### WHAT YOU SHOULD DO:
From the records below, pull each line that has "essere".

### Extracted records:
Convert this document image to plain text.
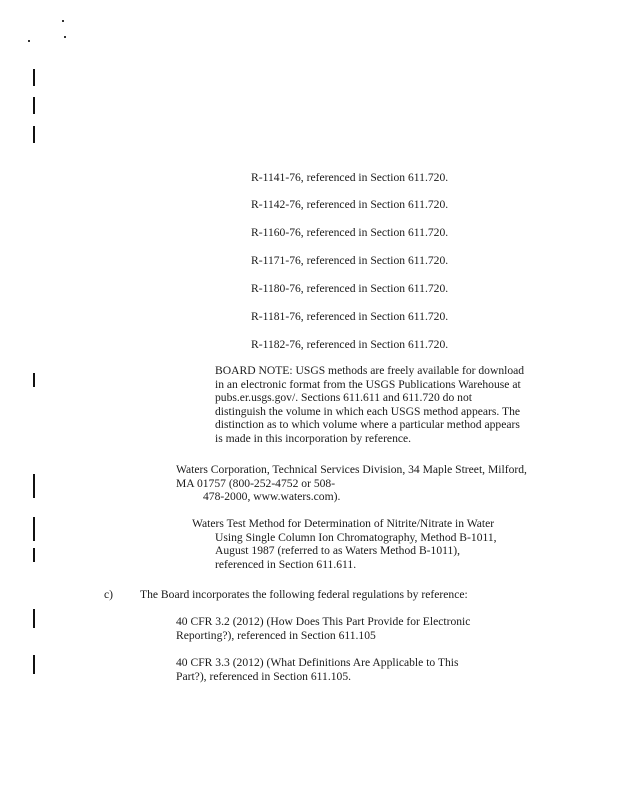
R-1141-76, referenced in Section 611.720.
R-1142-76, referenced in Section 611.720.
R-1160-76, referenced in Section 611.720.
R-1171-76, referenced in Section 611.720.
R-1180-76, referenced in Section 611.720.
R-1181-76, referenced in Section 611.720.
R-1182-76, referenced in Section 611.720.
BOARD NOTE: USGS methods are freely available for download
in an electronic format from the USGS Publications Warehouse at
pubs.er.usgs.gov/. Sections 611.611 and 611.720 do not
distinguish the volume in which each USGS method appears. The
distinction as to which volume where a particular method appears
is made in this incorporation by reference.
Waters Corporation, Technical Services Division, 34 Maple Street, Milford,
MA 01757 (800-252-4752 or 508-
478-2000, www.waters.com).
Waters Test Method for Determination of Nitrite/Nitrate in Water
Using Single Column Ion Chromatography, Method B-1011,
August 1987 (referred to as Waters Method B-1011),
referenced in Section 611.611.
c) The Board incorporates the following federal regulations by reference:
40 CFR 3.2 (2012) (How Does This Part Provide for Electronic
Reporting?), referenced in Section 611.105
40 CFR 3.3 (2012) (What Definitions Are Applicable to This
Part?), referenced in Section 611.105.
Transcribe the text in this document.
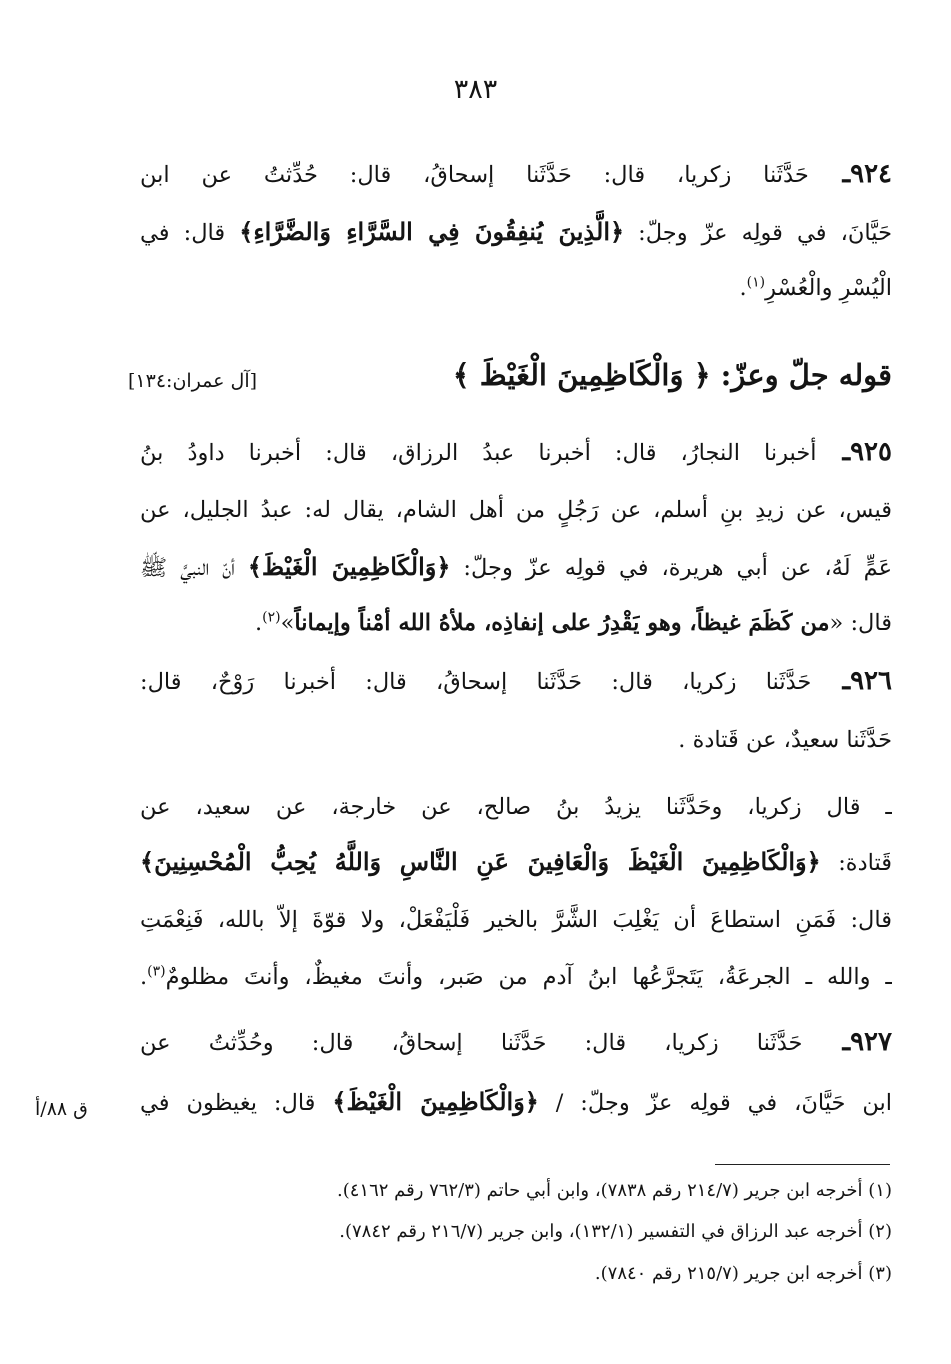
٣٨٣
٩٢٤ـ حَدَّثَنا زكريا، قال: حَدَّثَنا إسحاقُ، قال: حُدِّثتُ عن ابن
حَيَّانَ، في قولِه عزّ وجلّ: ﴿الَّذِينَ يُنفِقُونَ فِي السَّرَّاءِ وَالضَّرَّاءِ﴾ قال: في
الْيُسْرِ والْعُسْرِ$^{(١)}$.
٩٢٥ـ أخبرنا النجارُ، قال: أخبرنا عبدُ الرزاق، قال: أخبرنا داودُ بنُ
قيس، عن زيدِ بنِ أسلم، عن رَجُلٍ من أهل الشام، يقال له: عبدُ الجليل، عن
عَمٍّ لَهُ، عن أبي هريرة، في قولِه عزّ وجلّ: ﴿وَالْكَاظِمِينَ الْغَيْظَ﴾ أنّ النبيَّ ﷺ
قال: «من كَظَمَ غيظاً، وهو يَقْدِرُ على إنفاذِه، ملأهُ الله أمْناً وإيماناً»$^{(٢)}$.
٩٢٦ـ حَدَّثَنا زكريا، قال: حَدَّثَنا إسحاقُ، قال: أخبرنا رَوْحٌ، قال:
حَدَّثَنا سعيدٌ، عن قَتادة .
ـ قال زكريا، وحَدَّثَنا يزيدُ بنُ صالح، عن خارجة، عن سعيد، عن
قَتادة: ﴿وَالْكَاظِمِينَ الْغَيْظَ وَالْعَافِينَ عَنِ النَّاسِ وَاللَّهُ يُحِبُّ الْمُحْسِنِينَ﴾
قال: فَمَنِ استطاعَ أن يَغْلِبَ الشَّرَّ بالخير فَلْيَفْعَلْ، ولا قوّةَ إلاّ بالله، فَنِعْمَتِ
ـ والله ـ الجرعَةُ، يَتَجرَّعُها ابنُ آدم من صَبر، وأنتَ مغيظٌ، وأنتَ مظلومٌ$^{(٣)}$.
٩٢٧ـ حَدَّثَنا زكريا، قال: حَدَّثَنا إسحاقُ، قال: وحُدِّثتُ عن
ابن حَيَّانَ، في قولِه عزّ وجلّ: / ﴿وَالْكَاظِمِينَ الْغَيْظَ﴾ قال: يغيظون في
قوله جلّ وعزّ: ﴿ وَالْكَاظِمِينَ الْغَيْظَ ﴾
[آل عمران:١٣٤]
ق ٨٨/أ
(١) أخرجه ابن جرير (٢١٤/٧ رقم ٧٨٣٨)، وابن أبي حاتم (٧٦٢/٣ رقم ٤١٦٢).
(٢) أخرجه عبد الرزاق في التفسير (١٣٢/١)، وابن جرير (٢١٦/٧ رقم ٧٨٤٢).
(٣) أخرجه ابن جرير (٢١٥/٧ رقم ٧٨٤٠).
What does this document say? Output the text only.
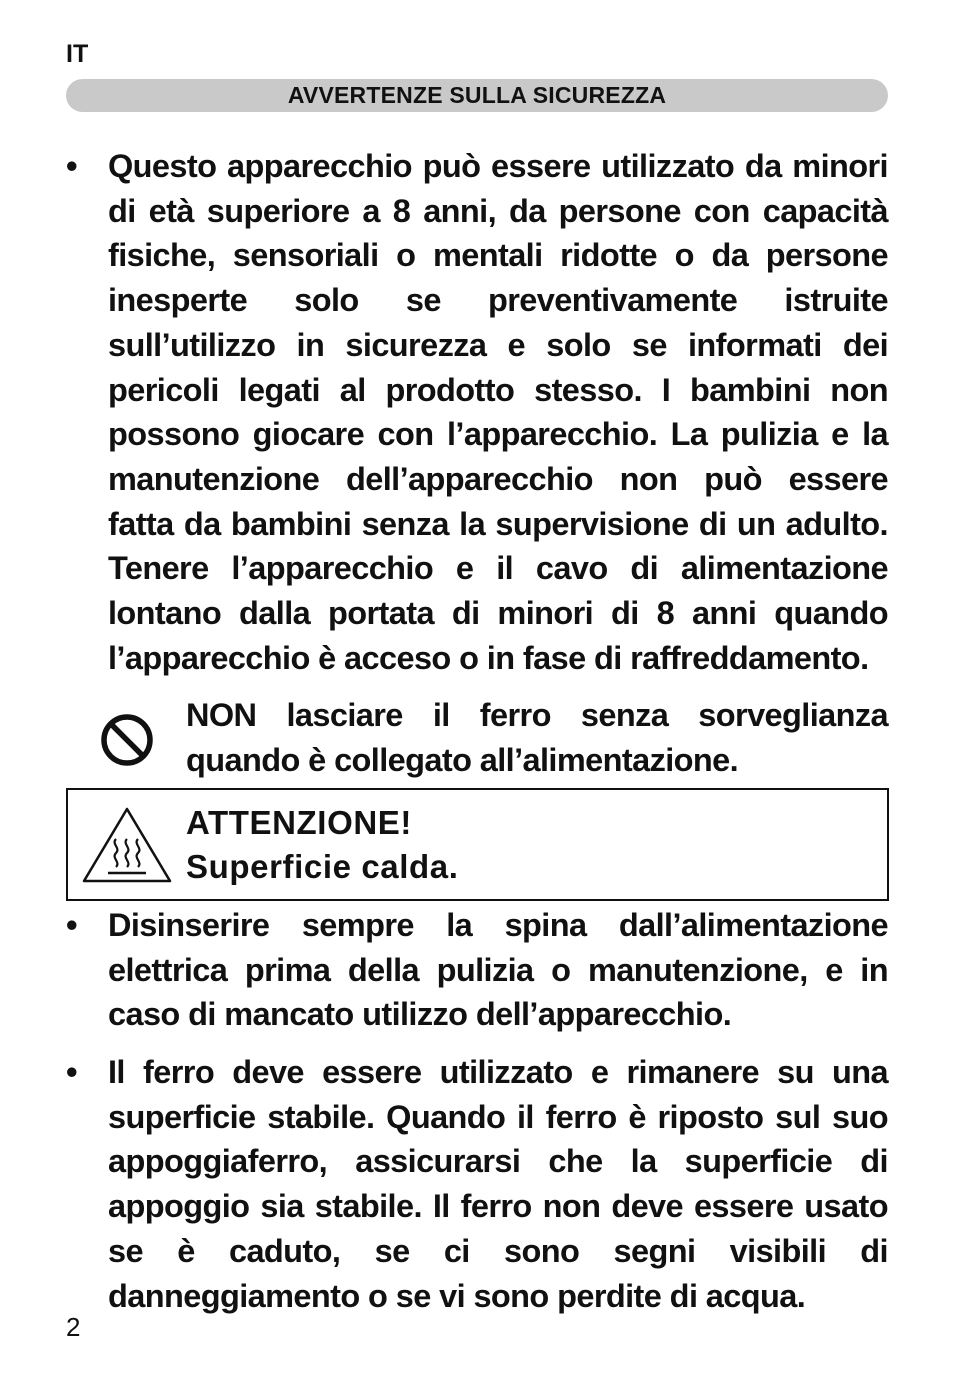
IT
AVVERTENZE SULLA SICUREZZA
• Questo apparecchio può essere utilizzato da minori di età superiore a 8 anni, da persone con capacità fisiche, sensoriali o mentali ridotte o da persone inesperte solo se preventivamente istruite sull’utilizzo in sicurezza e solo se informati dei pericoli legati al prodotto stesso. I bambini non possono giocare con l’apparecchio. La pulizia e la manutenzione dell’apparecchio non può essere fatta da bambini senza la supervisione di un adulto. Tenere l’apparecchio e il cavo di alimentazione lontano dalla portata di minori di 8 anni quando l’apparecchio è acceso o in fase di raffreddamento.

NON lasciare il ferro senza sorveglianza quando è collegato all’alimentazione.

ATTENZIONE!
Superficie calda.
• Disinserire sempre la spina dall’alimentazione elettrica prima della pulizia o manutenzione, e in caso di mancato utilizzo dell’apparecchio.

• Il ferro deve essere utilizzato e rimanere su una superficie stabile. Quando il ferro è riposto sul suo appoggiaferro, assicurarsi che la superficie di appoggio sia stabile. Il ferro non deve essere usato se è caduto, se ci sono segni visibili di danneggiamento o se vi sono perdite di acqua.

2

### TASK OUTPUT:
• Questo apparecchio può essere utilizzato da minori di età superiore a 8 anni, da persone con capacità fisiche, sensoriali o mentali ridotte o da persone inesperte solo se preventivamente istruite sull’utilizzo in sicurezza e solo se informati dei pericoli legati al prodotto stesso. I bambini non possono giocare con l’apparecchio. La pulizia e la manutenzione dell’apparecchio non può essere fatta da bambini senza la supervisione di un adulto. Tenere l’apparecchio e il cavo di alimentazione lontano dalla portata di minori di 8 anni quando l’apparecchio è acceso o in fase di raffreddamento.
• Il ferro deve essere utilizzato e rimanere su una superficie stabile. Quando il ferro è riposto sul suo appoggiaferro, assicurarsi che la superficie di appoggio sia stabile. Il ferro non deve essere usato se è caduto, se ci sono segni visibili di danneggiamento o se vi sono perdite di acqua.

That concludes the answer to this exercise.